▸ Data entries for graphics:

** start **

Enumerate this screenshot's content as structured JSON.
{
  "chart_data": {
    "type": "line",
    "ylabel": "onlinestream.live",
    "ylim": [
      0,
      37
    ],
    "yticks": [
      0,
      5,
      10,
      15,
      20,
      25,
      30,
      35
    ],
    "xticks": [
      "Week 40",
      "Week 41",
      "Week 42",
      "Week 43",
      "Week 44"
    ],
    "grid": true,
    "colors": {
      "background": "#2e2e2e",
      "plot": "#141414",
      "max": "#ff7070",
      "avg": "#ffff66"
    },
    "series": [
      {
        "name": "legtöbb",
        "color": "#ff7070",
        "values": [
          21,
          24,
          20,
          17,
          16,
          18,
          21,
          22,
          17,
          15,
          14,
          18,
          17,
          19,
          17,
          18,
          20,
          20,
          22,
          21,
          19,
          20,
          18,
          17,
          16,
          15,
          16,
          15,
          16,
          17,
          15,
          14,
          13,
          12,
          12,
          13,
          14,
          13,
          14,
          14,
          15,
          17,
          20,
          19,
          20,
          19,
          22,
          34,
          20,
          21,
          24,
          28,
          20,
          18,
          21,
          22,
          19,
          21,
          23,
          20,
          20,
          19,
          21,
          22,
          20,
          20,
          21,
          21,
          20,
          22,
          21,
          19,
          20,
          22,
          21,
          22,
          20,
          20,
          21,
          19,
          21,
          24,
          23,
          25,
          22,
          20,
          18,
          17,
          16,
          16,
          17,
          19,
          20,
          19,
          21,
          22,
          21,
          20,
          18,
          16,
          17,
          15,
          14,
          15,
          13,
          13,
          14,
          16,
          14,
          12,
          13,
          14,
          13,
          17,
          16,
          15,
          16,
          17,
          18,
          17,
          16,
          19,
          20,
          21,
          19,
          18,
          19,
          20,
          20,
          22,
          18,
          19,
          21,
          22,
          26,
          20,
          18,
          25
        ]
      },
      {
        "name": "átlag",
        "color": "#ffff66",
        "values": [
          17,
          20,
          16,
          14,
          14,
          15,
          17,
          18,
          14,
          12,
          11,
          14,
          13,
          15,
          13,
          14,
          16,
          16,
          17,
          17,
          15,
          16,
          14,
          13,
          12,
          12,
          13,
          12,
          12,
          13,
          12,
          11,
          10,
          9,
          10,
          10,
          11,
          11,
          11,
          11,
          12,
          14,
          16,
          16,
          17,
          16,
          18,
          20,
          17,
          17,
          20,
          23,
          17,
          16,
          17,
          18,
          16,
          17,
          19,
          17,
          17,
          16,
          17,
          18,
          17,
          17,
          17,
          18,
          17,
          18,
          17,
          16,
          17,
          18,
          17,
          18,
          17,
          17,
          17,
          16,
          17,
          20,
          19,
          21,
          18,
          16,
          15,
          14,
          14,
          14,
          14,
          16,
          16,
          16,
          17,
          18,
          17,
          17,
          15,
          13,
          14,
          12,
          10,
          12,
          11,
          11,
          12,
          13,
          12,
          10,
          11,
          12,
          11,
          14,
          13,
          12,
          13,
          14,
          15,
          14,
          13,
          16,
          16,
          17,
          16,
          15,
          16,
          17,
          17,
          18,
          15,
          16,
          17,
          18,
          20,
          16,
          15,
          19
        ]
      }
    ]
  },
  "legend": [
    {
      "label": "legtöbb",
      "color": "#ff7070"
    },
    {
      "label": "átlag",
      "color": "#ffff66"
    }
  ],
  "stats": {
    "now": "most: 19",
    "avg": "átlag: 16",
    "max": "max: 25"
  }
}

** end **

▸ Task:
All records above must be set down exactly, please.

▸ Response to the exercise:
Enumerate this screenshot's content as structured JSON.
{
  "chart_data": {
    "type": "line",
    "ylabel": "onlinestream.live",
    "ylim": [
      0,
      37
    ],
    "yticks": [
      0,
      5,
      10,
      15,
      20,
      25,
      30,
      35
    ],
    "xticks": [
      "Week 40",
      "Week 41",
      "Week 42",
      "Week 43",
      "Week 44"
    ],
    "grid": true,
    "colors": {
      "background": "#2e2e2e",
      "plot": "#141414",
      "max": "#ff7070",
      "avg": "#ffff66"
    },
    "series": [
      {
        "name": "legtöbb",
        "color": "#ff7070",
        "values": [
          21,
          24,
          20,
          17,
          16,
          18,
          21,
          22,
          17,
          15,
          14,
          18,
          17,
          19,
          17,
          18,
          20,
          20,
          22,
          21,
          19,
          20,
          18,
          17,
          16,
          15,
          16,
          15,
          16,
          17,
          15,
          14,
          13,
          12,
          12,
          13,
          14,
          13,
          14,
          14,
          15,
          17,
          20,
          19,
          20,
          19,
          22,
          34,
          20,
          21,
          24,
          28,
          20,
          18,
          21,
          22,
          19,
          21,
          23,
          20,
          20,
          19,
          21,
          22,
          20,
          20,
          21,
          21,
          20,
          22,
          21,
          19,
          20,
          22,
          21,
          22,
          20,
          20,
          21,
          19,
          21,
          24,
          23,
          25,
          22,
          20,
          18,
          17,
          16,
          16,
          17,
          19,
          20,
          19,
          21,
          22,
          21,
          20,
          18,
          16,
          17,
          15,
          14,
          15,
          13,
          13,
          14,
          16,
          14,
          12,
          13,
          14,
          13,
          17,
          16,
          15,
          16,
          17,
          18,
          17,
          16,
          19,
          20,
          21,
          19,
          18,
          19,
          20,
          20,
          22,
          18,
          19,
          21,
          22,
          26,
          20,
          18,
          25
        ]
      },
      {
        "name": "átlag",
        "color": "#ffff66",
        "values": [
          17,
          20,
          16,
          14,
          14,
          15,
          17,
          18,
          14,
          12,
          11,
          14,
          13,
          15,
          13,
          14,
          16,
          16,
          17,
          17,
          15,
          16,
          14,
          13,
          12,
          12,
          13,
          12,
          12,
          13,
          12,
          11,
          10,
          9,
          10,
          10,
          11,
          11,
          11,
          11,
          12,
          14,
          16,
          16,
          17,
          16,
          18,
          20,
          17,
          17,
          20,
          23,
          17,
          16,
          17,
          18,
          16,
          17,
          19,
          17,
          17,
          16,
          17,
          18,
          17,
          17,
          17,
          18,
          17,
          18,
          17,
          16,
          17,
          18,
          17,
          18,
          17,
          17,
          17,
          16,
          17,
          20,
          19,
          21,
          18,
          16,
          15,
          14,
          14,
          14,
          14,
          16,
          16,
          16,
          17,
          18,
          17,
          17,
          15,
          13,
          14,
          12,
          10,
          12,
          11,
          11,
          12,
          13,
          12,
          10,
          11,
          12,
          11,
          14,
          13,
          12,
          13,
          14,
          15,
          14,
          13,
          16,
          16,
          17,
          16,
          15,
          16,
          17,
          17,
          18,
          15,
          16,
          17,
          18,
          20,
          16,
          15,
          19
        ]
      }
    ]
  },
  "legend": [
    {
      "label": "legtöbb",
      "color": "#ff7070"
    },
    {
      "label": "átlag",
      "color": "#ffff66"
    }
  ],
  "stats": {
    "now": "most: 19",
    "avg": "átlag: 16",
    "max": "max: 25"
  }
}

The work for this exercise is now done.